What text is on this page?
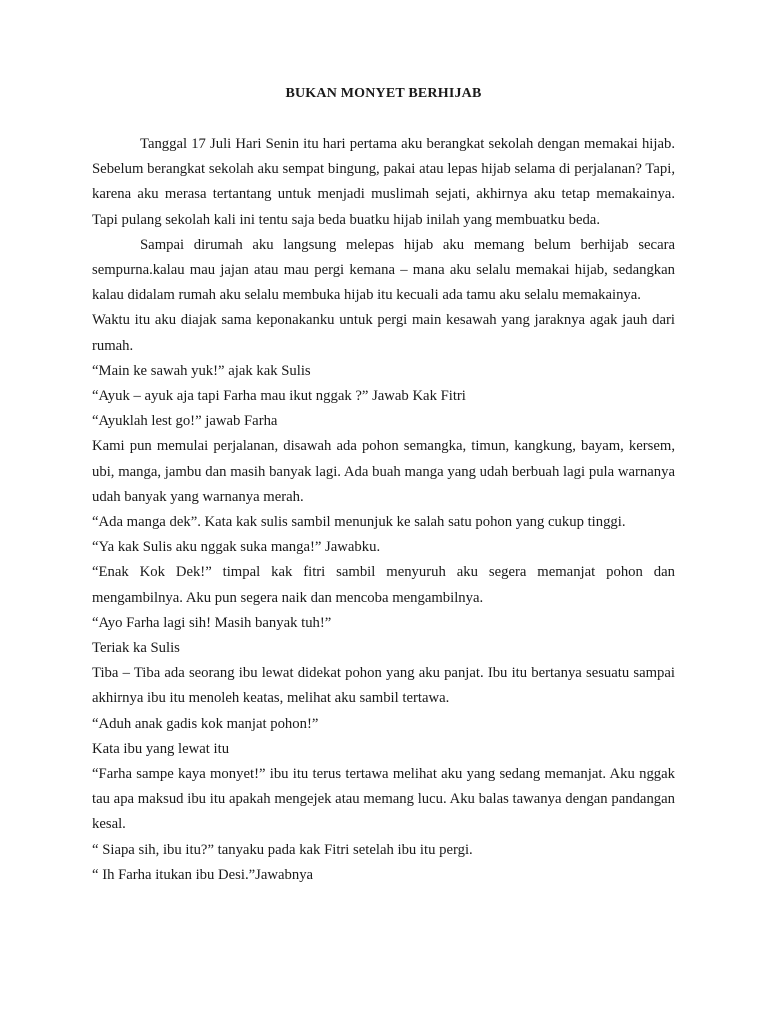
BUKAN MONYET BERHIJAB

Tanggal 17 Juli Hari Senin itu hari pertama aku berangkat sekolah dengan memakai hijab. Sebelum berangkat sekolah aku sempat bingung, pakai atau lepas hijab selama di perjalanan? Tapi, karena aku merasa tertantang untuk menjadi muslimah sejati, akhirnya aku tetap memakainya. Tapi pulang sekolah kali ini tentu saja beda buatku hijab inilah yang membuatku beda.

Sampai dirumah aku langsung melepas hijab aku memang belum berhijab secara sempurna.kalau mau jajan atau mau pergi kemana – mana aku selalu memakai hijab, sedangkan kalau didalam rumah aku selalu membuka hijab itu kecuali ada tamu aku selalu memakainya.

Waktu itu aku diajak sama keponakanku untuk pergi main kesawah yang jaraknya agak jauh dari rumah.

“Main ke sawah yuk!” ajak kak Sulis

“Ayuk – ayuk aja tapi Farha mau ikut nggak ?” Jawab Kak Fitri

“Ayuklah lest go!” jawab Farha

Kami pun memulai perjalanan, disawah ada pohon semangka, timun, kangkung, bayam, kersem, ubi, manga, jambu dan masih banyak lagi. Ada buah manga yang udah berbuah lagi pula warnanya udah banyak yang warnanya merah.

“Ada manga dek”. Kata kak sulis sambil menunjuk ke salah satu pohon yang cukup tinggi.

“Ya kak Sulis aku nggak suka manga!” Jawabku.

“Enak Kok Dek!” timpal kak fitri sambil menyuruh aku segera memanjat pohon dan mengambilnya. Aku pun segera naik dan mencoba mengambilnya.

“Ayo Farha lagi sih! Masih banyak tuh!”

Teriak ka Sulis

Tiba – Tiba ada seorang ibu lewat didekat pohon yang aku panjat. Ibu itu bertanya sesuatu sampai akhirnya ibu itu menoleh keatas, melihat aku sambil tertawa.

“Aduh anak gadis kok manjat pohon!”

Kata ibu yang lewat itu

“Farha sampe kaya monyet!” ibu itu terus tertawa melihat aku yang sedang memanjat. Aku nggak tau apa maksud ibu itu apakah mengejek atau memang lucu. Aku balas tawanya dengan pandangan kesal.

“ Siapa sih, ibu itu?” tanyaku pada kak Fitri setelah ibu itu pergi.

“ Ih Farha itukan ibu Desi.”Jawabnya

▬▬▬▬▬▬

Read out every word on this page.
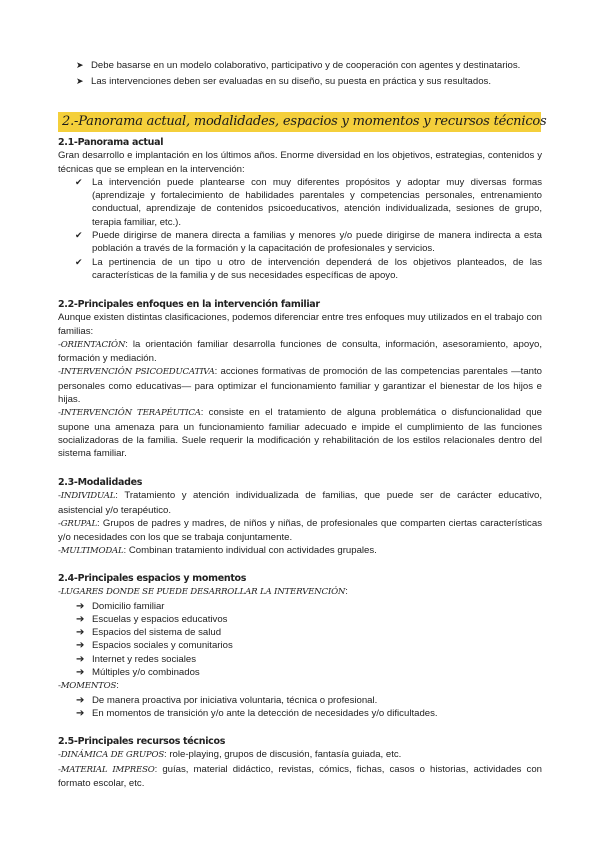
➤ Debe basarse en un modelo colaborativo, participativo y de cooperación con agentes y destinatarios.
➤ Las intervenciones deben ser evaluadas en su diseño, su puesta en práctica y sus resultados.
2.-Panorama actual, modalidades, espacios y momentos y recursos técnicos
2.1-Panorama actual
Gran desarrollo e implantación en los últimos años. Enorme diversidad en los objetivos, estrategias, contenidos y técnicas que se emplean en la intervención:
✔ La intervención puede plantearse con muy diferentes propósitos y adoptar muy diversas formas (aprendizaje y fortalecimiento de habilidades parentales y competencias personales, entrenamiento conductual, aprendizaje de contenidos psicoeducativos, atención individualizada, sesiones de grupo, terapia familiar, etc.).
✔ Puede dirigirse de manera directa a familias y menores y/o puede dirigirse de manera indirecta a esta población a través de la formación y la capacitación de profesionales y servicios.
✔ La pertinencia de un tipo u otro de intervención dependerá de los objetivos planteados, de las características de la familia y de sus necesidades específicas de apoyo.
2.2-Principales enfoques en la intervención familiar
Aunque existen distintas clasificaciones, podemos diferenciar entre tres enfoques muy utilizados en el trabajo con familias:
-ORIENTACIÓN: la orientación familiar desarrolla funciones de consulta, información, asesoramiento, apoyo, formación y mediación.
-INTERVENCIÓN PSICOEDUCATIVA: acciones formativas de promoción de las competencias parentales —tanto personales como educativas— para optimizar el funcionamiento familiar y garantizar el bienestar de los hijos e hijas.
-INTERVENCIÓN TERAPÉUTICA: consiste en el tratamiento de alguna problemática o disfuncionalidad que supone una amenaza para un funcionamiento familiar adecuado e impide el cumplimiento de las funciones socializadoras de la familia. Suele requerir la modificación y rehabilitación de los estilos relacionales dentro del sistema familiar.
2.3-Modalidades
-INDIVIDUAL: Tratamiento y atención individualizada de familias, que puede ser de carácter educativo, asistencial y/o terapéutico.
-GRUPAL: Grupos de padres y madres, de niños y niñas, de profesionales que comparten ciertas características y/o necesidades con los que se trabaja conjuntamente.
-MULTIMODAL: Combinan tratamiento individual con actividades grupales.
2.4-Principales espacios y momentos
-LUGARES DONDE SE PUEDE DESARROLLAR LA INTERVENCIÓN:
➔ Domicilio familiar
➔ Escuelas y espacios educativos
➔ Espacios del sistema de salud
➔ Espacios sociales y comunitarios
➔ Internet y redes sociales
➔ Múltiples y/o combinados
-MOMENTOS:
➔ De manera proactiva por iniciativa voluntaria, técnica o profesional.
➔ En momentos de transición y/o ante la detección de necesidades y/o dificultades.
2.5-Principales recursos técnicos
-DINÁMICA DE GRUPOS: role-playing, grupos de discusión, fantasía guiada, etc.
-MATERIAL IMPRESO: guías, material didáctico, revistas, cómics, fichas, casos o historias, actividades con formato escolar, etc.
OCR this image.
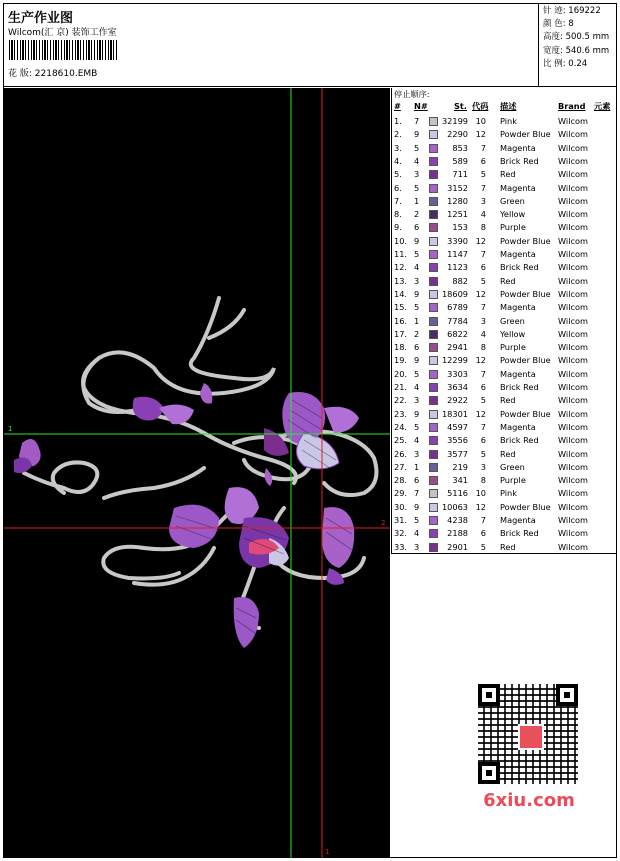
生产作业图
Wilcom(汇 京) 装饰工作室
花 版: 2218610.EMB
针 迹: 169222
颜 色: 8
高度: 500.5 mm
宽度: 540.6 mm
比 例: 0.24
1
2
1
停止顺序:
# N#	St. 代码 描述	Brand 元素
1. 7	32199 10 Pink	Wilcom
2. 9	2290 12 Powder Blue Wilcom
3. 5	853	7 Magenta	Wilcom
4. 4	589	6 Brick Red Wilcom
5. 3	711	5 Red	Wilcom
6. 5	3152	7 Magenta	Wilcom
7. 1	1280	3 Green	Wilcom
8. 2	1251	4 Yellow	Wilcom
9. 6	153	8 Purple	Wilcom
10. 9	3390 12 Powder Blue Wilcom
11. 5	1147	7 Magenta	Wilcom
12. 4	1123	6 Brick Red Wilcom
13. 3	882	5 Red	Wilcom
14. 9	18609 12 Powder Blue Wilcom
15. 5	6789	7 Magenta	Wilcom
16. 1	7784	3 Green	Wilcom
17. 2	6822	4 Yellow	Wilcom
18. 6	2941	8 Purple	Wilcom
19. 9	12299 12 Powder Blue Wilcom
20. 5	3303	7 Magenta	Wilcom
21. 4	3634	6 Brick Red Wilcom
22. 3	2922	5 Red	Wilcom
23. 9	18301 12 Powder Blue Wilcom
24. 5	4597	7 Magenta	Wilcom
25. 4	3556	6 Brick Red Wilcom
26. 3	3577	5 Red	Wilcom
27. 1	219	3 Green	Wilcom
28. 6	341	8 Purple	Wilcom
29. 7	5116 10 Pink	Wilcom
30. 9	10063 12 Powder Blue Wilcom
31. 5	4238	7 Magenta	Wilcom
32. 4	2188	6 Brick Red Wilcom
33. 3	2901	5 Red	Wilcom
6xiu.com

▬▬▬▬▬▬

Working from the entries above, return all lines that contain "Panorama".

2.-Panorama actual, modalidades, espacios y momentos y recursos técnicos
2.1-Panorama actual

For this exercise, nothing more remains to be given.